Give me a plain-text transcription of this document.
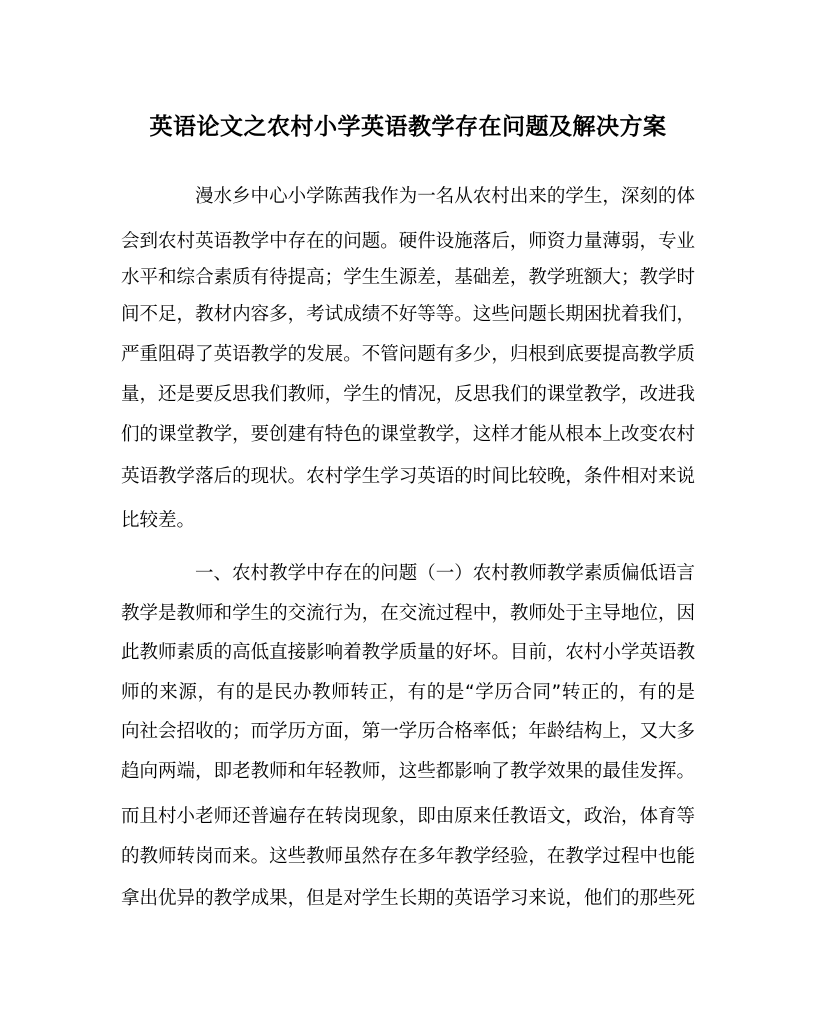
英语论文之农村小学英语教学存在问题及解决方案
漫水乡中心小学陈茜我作为一名从农村出来的学生，深刻的体
会到农村英语教学中存在的问题。硬件设施落后，师资力量薄弱，专业
水平和综合素质有待提高；学生生源差，基础差，教学班额大；教学时
间不足，教材内容多，考试成绩不好等等。这些问题长期困扰着我们，
严重阻碍了英语教学的发展。不管问题有多少，归根到底要提高教学质
量，还是要反思我们教师，学生的情况，反思我们的课堂教学，改进我
们的课堂教学，要创建有特色的课堂教学，这样才能从根本上改变农村
英语教学落后的现状。农村学生学习英语的时间比较晚，条件相对来说
比较差。
一、农村教学中存在的问题（一）农村教师教学素质偏低语言
教学是教师和学生的交流行为，在交流过程中，教师处于主导地位，因
此教师素质的高低直接影响着教学质量的好坏。目前，农村小学英语教
师的来源，有的是民办教师转正，有的是“学历合同”转正的，有的是
向社会招收的；而学历方面，第一学历合格率低；年龄结构上，又大多
趋向两端，即老教师和年轻教师，这些都影响了教学效果的最佳发挥。
而且村小老师还普遍存在转岗现象，即由原来任教语文，政治，体育等
的教师转岗而来。这些教师虽然存在多年教学经验，在教学过程中也能
拿出优异的教学成果，但是对学生长期的英语学习来说，他们的那些死
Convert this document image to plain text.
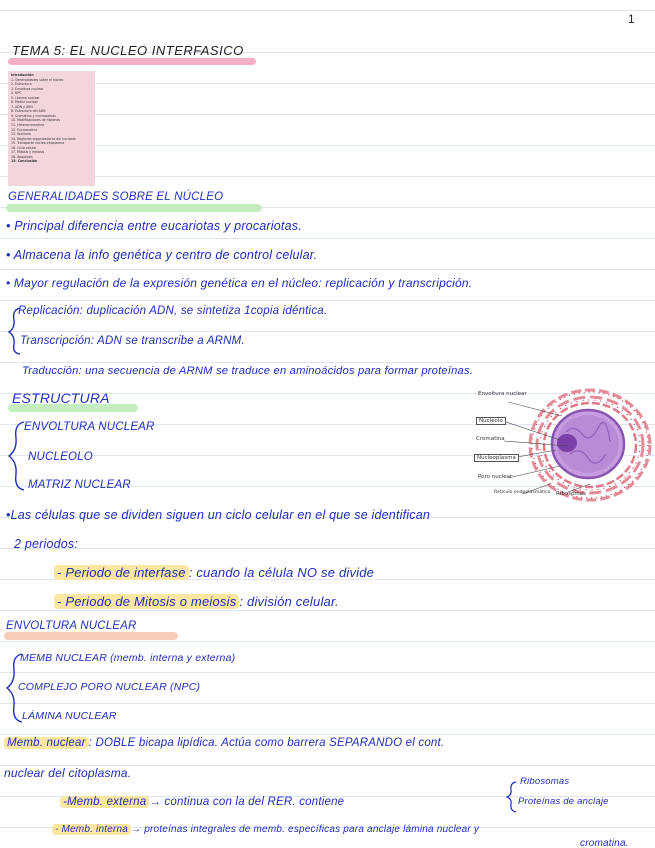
1
TEMA 5: EL NUCLEO INTERFASICO
Introducción
1. Generalidades sobre el núcleo
2. Estructura
3. Envoltura nuclear
4. NPC
5. Lámina nuclear
6. Matriz nuclear
7. ADN y ARN
8. Estructura del ADN
9. Cromatina y cromosomas
10. Modificaciones de histonas
11. Heterocromatina
12. Eucromatina
13. Nucleolo
14. Regiones organizadoras del nucleolo
15. Transporte núcleo-citoplasma
16. Ciclo celular
17. Mitosis y meiosis
18. Apoptosis
19. Conclusión
GENERALIDADES SOBRE EL NÚCLEO
• Principal diferencia entre eucariotas y procariotas.
• Almacena la info genética y centro de control celular.
• Mayor regulación de la expresión genética en el núcleo: replicación y transcripción.
Replicación: duplicación ADN, se sintetiza 1copia idéntica.
Transcripción: ADN se transcribe a ARNM.
Traducción: una secuencia de ARNM se traduce en aminoácidos para formar proteínas.
ESTRUCTURA
ENVOLTURA NUCLEAR
NUCLEOLO
MATRIZ NUCLEAR
Envoltura nuclear
Nucléolo
Cromatina
Nucleoplasma
Poro nuclear
Retículo endoplasmático Ribosomas
•Las células que se dividen siguen un ciclo celular en el que se identifican
2 periodos:
- Periodo de interfase : cuando la célula NO se divide
- Periodo de Mitosis o meiosis : división celular.
ENVOLTURA NUCLEAR
MEMB NUCLEAR (memb. interna y externa)
COMPLEJO PORO NUCLEAR (NPC)
LÁMINA NUCLEAR
Memb. nuclear : DOBLE bicapa lipídica. Actúa como barrera SEPARANDO el cont.
nuclear del citoplasma.
-Memb. externa → continua con la del RER. contiene
Ribosomas
Proteínas de anclaje
- Memb. interna → proteínas integrales de memb. específicas para anclaje lámina nuclear y
cromatina.
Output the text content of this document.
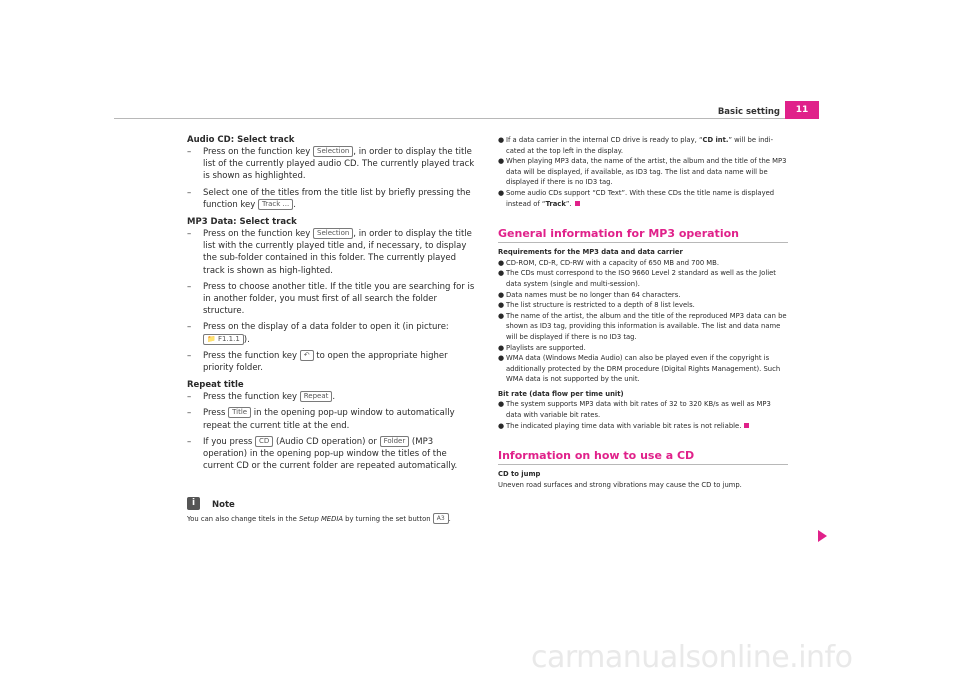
Basic setting	11
Audio CD: Select track
– Press on the function key Selection , in order to display the title list of the currently played audio CD. The currently played track is shown as highlighted.
– Select one of the titles from the title list by briefly pressing the function key Track ... .
MP3 Data: Select track
– Press on the function key Selection , in order to display the title list with the currently played title and, if necessary, to display the sub-folder contained in this folder. The currently played track is shown as high-lighted.
– Press to choose another title. If the title you are searching for is in another folder, you must first of all search the folder structure.
– Press on the display of a data folder to open it (in picture: 📁 F1.1.1 ).
– Press the function key ↶ to open the appropriate higher priority folder.
Repeat title
– Press the function key Repeat .
– Press Title in the opening pop-up window to automatically repeat the current title at the end.
– If you press CD (Audio CD operation) or Folder (MP3 operation) in the opening pop-up window the titles of the current CD or the current folder are repeated automatically.
i	Note
You can also change titels in the Setup MEDIA by turning the set button A3 .
● If a data carrier in the internal CD drive is ready to play, “CD int.” will be indi-cated at the top left in the display.
● When playing MP3 data, the name of the artist, the album and the title of the MP3 data will be displayed, if available, as ID3 tag. The list and data name will be displayed if there is no ID3 tag.
● Some audio CDs support “CD Text”. With these CDs the title name is displayed instead of “Track”.
General information for MP3 operation
Requirements for the MP3 data and data carrier
● CD-ROM, CD-R, CD-RW with a capacity of 650 MB and 700 MB.
● The CDs must correspond to the ISO 9660 Level 2 standard as well as the Joliet data system (single and multi-session).
● Data names must be no longer than 64 characters.
● The list structure is restricted to a depth of 8 list levels.
● The name of the artist, the album and the title of the reproduced MP3 data can be shown as ID3 tag, providing this information is available. The list and data name will be displayed if there is no ID3 tag.
● Playlists are supported.
● WMA data (Windows Media Audio) can also be played even if the copyright is additionally protected by the DRM procedure (Digital Rights Management). Such WMA data is not supported by the unit.
Bit rate (data flow per time unit)
● The system supports MP3 data with bit rates of 32 to 320 KB/s as well as MP3 data with variable bit rates.
● The indicated playing time data with variable bit rates is not reliable.
Information on how to use a CD
CD to jump
Uneven road surfaces and strong vibrations may cause the CD to jump.
carmanualsonline.info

→ GIVEN TASK:
Reproduce the data above in full, exactly as it is, with the pictures left out.

→ EXERCISE ANSWER:
Give me a plain-text transcription of this document.
英语论文之农村小学英语教学存在问题及解决方案
漫水乡中心小学陈茜我作为一名从农村出来的学生，深刻的体
会到农村英语教学中存在的问题。硬件设施落后，师资力量薄弱，专业
水平和综合素质有待提高；学生生源差，基础差，教学班额大；教学时
间不足，教材内容多，考试成绩不好等等。这些问题长期困扰着我们，
严重阻碍了英语教学的发展。不管问题有多少，归根到底要提高教学质
量，还是要反思我们教师，学生的情况，反思我们的课堂教学，改进我
们的课堂教学，要创建有特色的课堂教学，这样才能从根本上改变农村
英语教学落后的现状。农村学生学习英语的时间比较晚，条件相对来说
比较差。
一、农村教学中存在的问题（一）农村教师教学素质偏低语言
教学是教师和学生的交流行为，在交流过程中，教师处于主导地位，因
此教师素质的高低直接影响着教学质量的好坏。目前，农村小学英语教
师的来源，有的是民办教师转正，有的是“学历合同”转正的，有的是
向社会招收的；而学历方面，第一学历合格率低；年龄结构上，又大多
趋向两端，即老教师和年轻教师，这些都影响了教学效果的最佳发挥。
而且村小老师还普遍存在转岗现象，即由原来任教语文，政治，体育等
的教师转岗而来。这些教师虽然存在多年教学经验，在教学过程中也能
拿出优异的教学成果，但是对学生长期的英语学习来说，他们的那些死
Convert this document image to plain text.
1
TEMA 5: EL NUCLEO INTERFASICO
Introducción
1. Generalidades sobre el núcleo
2. Estructura
3. Envoltura nuclear
4. NPC
5. Lámina nuclear
6. Matriz nuclear
7. ADN y ARN
8. Estructura del ADN
9. Cromatina y cromosomas
10. Modificaciones de histonas
11. Heterocromatina
12. Eucromatina
13. Nucleolo
14. Regiones organizadoras del nucleolo
15. Transporte núcleo-citoplasma
16. Ciclo celular
17. Mitosis y meiosis
18. Apoptosis
19. Conclusión
GENERALIDADES SOBRE EL NÚCLEO
• Principal diferencia entre eucariotas y procariotas.
• Almacena la info genética y centro de control celular.
• Mayor regulación de la expresión genética en el núcleo: replicación y transcripción.
Replicación: duplicación ADN, se sintetiza 1copia idéntica.
Transcripción: ADN se transcribe a ARNM.
Traducción: una secuencia de ARNM se traduce en aminoácidos para formar proteínas.
ESTRUCTURA
ENVOLTURA NUCLEAR
NUCLEOLO
MATRIZ NUCLEAR
Envoltura nuclear
Nucléolo
Cromatina
Nucleoplasma
Poro nuclear
Retículo endoplasmático Ribosomas
•Las células que se dividen siguen un ciclo celular en el que se identifican
2 periodos:
- Periodo de interfase : cuando la célula NO se divide
- Periodo de Mitosis o meiosis : división celular.
ENVOLTURA NUCLEAR
MEMB NUCLEAR (memb. interna y externa)
COMPLEJO PORO NUCLEAR (NPC)
LÁMINA NUCLEAR
Memb. nuclear : DOBLE bicapa lipídica. Actúa como barrera SEPARANDO el cont.
nuclear del citoplasma.
-Memb. externa → continua con la del RER. contiene
Ribosomas
Proteínas de anclaje
- Memb. interna → proteínas integrales de memb. específicas para anclaje lámina nuclear y
cromatina.
Output the text content of this document.
Basic setting	11
Audio CD: Select track
– Press on the function key Selection , in order to display the title list of the currently played audio CD. The currently played track is shown as highlighted.
– Select one of the titles from the title list by briefly pressing the function key Track ... .
MP3 Data: Select track
– Press on the function key Selection , in order to display the title list with the currently played title and, if necessary, to display the sub-folder contained in this folder. The currently played track is shown as high-lighted.
– Press to choose another title. If the title you are searching for is in another folder, you must first of all search the folder structure.
– Press on the display of a data folder to open it (in picture: 📁 F1.1.1 ).
– Press the function key ↶ to open the appropriate higher priority folder.
Repeat title
– Press the function key Repeat .
– Press Title in the opening pop-up window to automatically repeat the current title at the end.
– If you press CD (Audio CD operation) or Folder (MP3 operation) in the opening pop-up window the titles of the current CD or the current folder are repeated automatically.
i	Note
You can also change titels in the Setup MEDIA by turning the set button A3 .
● If a data carrier in the internal CD drive is ready to play, “CD int.” will be indi-cated at the top left in the display.
● When playing MP3 data, the name of the artist, the album and the title of the MP3 data will be displayed, if available, as ID3 tag. The list and data name will be displayed if there is no ID3 tag.
● Some audio CDs support “CD Text”. With these CDs the title name is displayed instead of “Track”.
General information for MP3 operation
Requirements for the MP3 data and data carrier
● CD-ROM, CD-R, CD-RW with a capacity of 650 MB and 700 MB.
● The CDs must correspond to the ISO 9660 Level 2 standard as well as the Joliet data system (single and multi-session).
● Data names must be no longer than 64 characters.
● The list structure is restricted to a depth of 8 list levels.
● The name of the artist, the album and the title of the reproduced MP3 data can be shown as ID3 tag, providing this information is available. The list and data name will be displayed if there is no ID3 tag.
● Playlists are supported.
● WMA data (Windows Media Audio) can also be played even if the copyright is additionally protected by the DRM procedure (Digital Rights Management). Such WMA data is not supported by the unit.
Bit rate (data flow per time unit)
● The system supports MP3 data with bit rates of 32 to 320 KB/s as well as MP3 data with variable bit rates.
● The indicated playing time data with variable bit rates is not reliable.
Information on how to use a CD
CD to jump
Uneven road surfaces and strong vibrations may cause the CD to jump.
carmanualsonline.info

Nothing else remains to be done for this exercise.